# START OF Dataset records

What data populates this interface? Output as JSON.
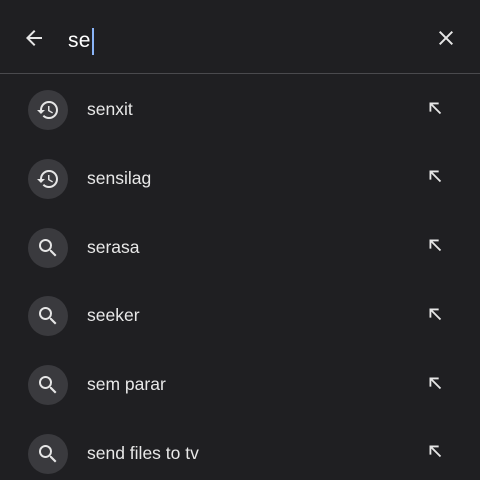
{
  "search": {
    "query": "se",
    "back_icon": "arrow-back-icon",
    "clear_icon": "close-icon"
  },
  "suggestions": [
    {
      "label": "senxit",
      "type": "history",
      "icon": "history-icon"
    },
    {
      "label": "sensilag",
      "type": "history",
      "icon": "history-icon"
    },
    {
      "label": "serasa",
      "type": "search",
      "icon": "search-icon"
    },
    {
      "label": "seeker",
      "type": "search",
      "icon": "search-icon"
    },
    {
      "label": "sem parar",
      "type": "search",
      "icon": "search-icon"
    },
    {
      "label": "send files to tv",
      "type": "search",
      "icon": "search-icon"
    }
  ],
  "fill_icon": "arrow-up-left-icon",
  "colors": {
    "background": "#1f1f22",
    "icon_bubble": "#3a3a3e",
    "caret": "#8ab4f8",
    "divider": "#4a4a4e"
  }
}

# END OF Dataset records

#### What you will do
Identify every line above with the string "label" in it. Copy those lines.

#### The reply
      "label": "senxit",
      "label": "sensilag",
      "label": "serasa",
      "label": "seeker",
      "label": "sem parar",
      "label": "send files to tv",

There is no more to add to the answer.